##### TEXT PROVIDED #####

In this thread, Bosda mentioned that he actively avoids participating in market research. I didn’t want to hijack the other thread, but I’m curious. I know several people who feel the same way, and frankly, I just don’t get it.
As I said in the other thread, it seems like a win-win situation to me. When I give my opinion on a product or service or tv show or whatever, it becomes that much more likely that future products, services, and tv shows will be things that I like. Sure the Big Evil Corporations benefit from it too in that by knowing what people like, they’ll make more money by providing it, but what is the harm in that?
Do many people think this way? What is the rationale?
I think the idea might be that since commercial corporate wickedness is getting well out of control in some circumstances, anything that further adds to the power corporations already have over their target groups’ minds and wallets can only be a bad thing. I have a small daughter and I was astonished to see how quickly she learned what McDonalds was. It was one of her first words. We only took her twice and she was clamouring to go back for weeks. The whole place is designed on a psychological level, etc, to hook and keep the loyalties of adults and children alike. That alone strikes many people as just a little creepy. We don’t go any more, and that was before we knew about the problem with Happy Meal toys.
Plus, you don’t know the ethical policies of the companies you’re helping out with market research. I mean, you might, which is good, but most people do not. Providing the companies with market research further strengthens them. If they have an evil side, that grows too.
Lots of corporations throttle smaller businesses and suchlike. Some people just hate corporations. Some people are right.
I think it’s that sort of thing. But I certainly don’t know enough about it to pick a side yet.
Basically, take the worst aspects of telemarketing and use them under the shield of “market research.” For example, calling a home repeatedly until the specific person you are asking for specifically states for you to stop calling; not being allowed to tell the respondent the length of the survey- especially with some surveys that last for an hour or more; and asking the same question over and over again with only slight variations, even when the respondent thinks the question is stupid or irrelevant.
They use misleading fictitious names like “the Information Sciences Institute” to sound like an academic study when the sponsor is corporate. The firms doing market research are measured by quotas and time limits in order to set their prices, and there is a larger margin of “error” than they would like their clients to think.

#####

◆ TASKS AND EXERCISES:
(a) Answer these questions about the market research thread:
(i) What was one of the small daughter's first words?
(ii) What fictitious name is given as an example of what firms use to sound like an academic study?
(iii) By what are market research firms measured in order to set their prices?
(b) Output the listing from its first line through the line containing "file-icon bbox=[393, 190, 402, 203]", both ends included, as a JSON list of strings with one string per line. Leave out blank lines.

##### SOURCE MATERIAL #####

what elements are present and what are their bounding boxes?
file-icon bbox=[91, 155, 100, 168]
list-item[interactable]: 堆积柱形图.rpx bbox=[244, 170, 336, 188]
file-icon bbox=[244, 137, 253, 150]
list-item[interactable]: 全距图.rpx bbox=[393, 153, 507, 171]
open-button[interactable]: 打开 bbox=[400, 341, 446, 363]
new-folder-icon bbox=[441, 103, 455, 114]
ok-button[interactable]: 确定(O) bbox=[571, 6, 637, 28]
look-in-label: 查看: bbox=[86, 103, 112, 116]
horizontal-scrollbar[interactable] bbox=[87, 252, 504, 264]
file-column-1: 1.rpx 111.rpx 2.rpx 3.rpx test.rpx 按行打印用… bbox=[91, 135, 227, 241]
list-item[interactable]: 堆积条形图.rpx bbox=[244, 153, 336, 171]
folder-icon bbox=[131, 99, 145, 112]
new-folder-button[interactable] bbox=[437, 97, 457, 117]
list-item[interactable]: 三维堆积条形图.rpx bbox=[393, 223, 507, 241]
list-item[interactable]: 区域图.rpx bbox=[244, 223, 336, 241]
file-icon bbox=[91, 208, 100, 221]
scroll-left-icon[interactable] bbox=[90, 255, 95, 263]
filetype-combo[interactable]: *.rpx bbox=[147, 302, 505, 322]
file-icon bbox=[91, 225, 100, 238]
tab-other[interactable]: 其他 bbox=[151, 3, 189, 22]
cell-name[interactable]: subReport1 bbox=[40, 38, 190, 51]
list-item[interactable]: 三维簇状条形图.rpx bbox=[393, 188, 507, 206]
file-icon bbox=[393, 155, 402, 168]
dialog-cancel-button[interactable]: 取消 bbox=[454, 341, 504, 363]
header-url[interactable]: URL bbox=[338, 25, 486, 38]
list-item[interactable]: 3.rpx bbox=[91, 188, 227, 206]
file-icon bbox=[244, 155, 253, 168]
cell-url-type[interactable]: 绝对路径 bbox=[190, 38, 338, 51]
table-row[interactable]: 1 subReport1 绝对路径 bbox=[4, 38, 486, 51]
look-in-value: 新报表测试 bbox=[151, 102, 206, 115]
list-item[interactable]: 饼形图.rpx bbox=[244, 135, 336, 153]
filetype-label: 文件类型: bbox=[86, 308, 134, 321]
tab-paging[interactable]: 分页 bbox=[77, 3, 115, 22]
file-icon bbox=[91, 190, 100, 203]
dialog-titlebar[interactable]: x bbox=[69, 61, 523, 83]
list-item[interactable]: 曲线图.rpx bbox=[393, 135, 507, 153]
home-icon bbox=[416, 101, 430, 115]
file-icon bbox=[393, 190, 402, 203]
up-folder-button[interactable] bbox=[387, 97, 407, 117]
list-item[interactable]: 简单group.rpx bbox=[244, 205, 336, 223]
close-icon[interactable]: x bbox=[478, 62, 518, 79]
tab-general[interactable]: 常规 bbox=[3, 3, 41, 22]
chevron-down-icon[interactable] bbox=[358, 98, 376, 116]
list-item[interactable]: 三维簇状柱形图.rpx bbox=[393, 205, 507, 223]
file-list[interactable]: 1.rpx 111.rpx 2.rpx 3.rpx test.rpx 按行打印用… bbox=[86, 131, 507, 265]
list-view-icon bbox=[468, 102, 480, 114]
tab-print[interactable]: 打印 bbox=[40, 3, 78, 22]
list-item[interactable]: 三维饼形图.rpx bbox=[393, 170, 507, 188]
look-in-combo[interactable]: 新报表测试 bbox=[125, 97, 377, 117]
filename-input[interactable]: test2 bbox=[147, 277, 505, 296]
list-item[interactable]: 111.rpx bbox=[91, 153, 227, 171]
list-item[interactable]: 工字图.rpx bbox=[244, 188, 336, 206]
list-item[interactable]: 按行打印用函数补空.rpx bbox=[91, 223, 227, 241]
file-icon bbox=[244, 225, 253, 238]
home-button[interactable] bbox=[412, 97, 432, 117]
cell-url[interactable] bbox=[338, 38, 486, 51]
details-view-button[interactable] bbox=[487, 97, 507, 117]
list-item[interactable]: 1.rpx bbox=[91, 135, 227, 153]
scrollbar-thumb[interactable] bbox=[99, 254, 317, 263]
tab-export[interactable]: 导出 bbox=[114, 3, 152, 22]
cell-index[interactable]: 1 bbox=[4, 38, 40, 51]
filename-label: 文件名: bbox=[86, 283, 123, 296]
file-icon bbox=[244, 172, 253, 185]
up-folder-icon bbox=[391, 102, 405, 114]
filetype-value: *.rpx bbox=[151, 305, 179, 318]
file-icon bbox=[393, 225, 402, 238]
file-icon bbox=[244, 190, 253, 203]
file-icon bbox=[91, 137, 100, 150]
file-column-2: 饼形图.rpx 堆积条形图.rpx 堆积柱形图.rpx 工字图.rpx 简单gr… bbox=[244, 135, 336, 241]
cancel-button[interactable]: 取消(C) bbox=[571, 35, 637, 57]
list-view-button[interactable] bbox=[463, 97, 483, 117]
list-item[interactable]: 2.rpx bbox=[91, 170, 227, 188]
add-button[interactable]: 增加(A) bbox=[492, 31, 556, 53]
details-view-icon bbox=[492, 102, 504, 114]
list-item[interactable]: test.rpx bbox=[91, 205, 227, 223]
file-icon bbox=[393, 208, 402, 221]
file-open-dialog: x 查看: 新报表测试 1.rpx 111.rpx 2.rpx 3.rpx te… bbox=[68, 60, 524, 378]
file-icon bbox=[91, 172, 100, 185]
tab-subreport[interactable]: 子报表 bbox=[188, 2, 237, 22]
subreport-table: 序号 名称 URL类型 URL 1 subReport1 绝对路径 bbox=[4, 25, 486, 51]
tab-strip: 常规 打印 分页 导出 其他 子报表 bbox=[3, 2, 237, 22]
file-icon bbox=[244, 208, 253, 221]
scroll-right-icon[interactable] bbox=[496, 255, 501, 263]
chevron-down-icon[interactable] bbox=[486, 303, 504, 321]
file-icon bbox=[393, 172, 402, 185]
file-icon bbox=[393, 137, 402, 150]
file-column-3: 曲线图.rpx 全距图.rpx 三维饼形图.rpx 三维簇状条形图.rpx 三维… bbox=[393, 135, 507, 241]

#####

◆ TASK RESULTS:
(a)
(i) McDonalds
(ii) "the Information Sciences Institute"
(iii) Quotas and time limits

(b)
[
  "what elements are present and what are their bounding boxes?",
  "file-icon bbox=[91, 155, 100, 168]",
  "list-item[interactable]: 堆积柱形图.rpx bbox=[244, 170, 336, 188]",
  "file-icon bbox=[244, 137, 253, 150]",
  "list-item[interactable]: 全距图.rpx bbox=[393, 153, 507, 171]",
  "open-button[interactable]: 打开 bbox=[400, 341, 446, 363]",
  "new-folder-icon bbox=[441, 103, 455, 114]",
  "ok-button[interactable]: 确定(O) bbox=[571, 6, 637, 28]",
  "look-in-label: 查看: bbox=[86, 103, 112, 116]",
  "horizontal-scrollbar[interactable] bbox=[87, 252, 504, 264]",
  "file-column-1: 1.rpx 111.rpx 2.rpx 3.rpx test.rpx 按行打印用… bbox=[91, 135, 227, 241]",
  "list-item[interactable]: 堆积条形图.rpx bbox=[244, 153, 336, 171]",
  "folder-icon bbox=[131, 99, 145, 112]",
  "new-folder-button[interactable] bbox=[437, 97, 457, 117]",
  "list-item[interactable]: 三维堆积条形图.rpx bbox=[393, 223, 507, 241]",
  "list-item[interactable]: 区域图.rpx bbox=[244, 223, 336, 241]",
  "file-icon bbox=[91, 208, 100, 221]",
  "scroll-left-icon[interactable] bbox=[90, 255, 95, 263]",
  "filetype-combo[interactable]: *.rpx bbox=[147, 302, 505, 322]",
  "file-icon bbox=[91, 225, 100, 238]",
  "tab-other[interactable]: 其他 bbox=[151, 3, 189, 22]",
  "cell-name[interactable]: subReport1 bbox=[40, 38, 190, 51]",
  "list-item[interactable]: 三维簇状条形图.rpx bbox=[393, 188, 507, 206]",
  "file-icon bbox=[393, 155, 402, 168]",
  "dialog-cancel-button[interactable]: 取消 bbox=[454, 341, 504, 363]",
  "header-url[interactable]: URL bbox=[338, 25, 486, 38]",
  "list-item[interactable]: 3.rpx bbox=[91, 188, 227, 206]",
  "file-icon bbox=[244, 155, 253, 168]",
  "cell-url-type[interactable]: 绝对路径 bbox=[190, 38, 338, 51]",
  "table-row[interactable]: 1 subReport1 绝对路径 bbox=[4, 38, 486, 51]",
  "look-in-value: 新报表测试 bbox=[151, 102, 206, 115]",
  "list-item[interactable]: 饼形图.rpx bbox=[244, 135, 336, 153]",
  "filetype-label: 文件类型: bbox=[86, 308, 134, 321]",
  "tab-paging[interactable]: 分页 bbox=[77, 3, 115, 22]",
  "file-icon bbox=[91, 190, 100, 203]",
  "dialog-titlebar[interactable]: x bbox=[69, 61, 523, 83]",
  "list-item[interactable]: 曲线图.rpx bbox=[393, 135, 507, 153]",
  "home-icon bbox=[416, 101, 430, 115]",
  "file-icon bbox=[393, 190, 402, 203]"
]